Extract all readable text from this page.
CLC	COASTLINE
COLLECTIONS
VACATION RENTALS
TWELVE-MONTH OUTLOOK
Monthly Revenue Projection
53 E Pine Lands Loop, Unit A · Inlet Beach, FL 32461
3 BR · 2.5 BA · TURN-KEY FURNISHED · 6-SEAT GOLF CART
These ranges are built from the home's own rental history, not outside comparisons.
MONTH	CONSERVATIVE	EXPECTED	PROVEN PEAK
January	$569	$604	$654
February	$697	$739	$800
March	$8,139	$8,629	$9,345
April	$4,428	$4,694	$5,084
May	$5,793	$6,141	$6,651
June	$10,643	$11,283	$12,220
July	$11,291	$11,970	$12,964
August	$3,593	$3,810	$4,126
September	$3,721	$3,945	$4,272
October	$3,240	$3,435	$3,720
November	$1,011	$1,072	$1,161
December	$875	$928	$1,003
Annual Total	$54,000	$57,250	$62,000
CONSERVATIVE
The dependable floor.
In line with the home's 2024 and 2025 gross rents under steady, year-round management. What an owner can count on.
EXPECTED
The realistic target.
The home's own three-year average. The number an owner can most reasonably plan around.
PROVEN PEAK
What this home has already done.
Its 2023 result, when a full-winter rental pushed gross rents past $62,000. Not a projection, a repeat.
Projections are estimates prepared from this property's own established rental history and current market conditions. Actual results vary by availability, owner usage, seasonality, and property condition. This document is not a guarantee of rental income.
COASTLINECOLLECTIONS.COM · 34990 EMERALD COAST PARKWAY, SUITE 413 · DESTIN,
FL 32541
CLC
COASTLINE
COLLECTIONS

────────────────────

Take the listing above and write it out again exactly.

Extract all readable text from this page.
CLC	COASTLINE
COLLECTIONS
VACATION RENTALS
TWELVE-MONTH OUTLOOK
Monthly Revenue Projection
53 E Pine Lands Loop, Unit A · Inlet Beach, FL 32461
3 BR · 2.5 BA · TURN-KEY FURNISHED · 6-SEAT GOLF CART
These ranges are built from the home's own rental history, not outside comparisons.
MONTH	CONSERVATIVE	EXPECTED	PROVEN PEAK
January	$569	$604	$654
February	$697	$739	$800
March	$8,139	$8,629	$9,345
April	$4,428	$4,694	$5,084
May	$5,793	$6,141	$6,651
June	$10,643	$11,283	$12,220
July	$11,291	$11,970	$12,964
August	$3,593	$3,810	$4,126
September	$3,721	$3,945	$4,272
October	$3,240	$3,435	$3,720
November	$1,011	$1,072	$1,161
December	$875	$928	$1,003
Annual Total	$54,000	$57,250	$62,000
CONSERVATIVE
The dependable floor.
In line with the home's 2024 and 2025 gross rents under steady, year-round management. What an owner can count on.
EXPECTED
The realistic target.
The home's own three-year average. The number an owner can most reasonably plan around.
PROVEN PEAK
What this home has already done.
Its 2023 result, when a full-winter rental pushed gross rents past $62,000. Not a projection, a repeat.
Projections are estimates prepared from this property's own established rental history and current market conditions. Actual results vary by availability, owner usage, seasonality, and property condition. This document is not a guarantee of rental income.
COASTLINECOLLECTIONS.COM · 34990 EMERALD COAST PARKWAY, SUITE 413 · DESTIN,
FL 32541
CLC
COASTLINE
COLLECTIONS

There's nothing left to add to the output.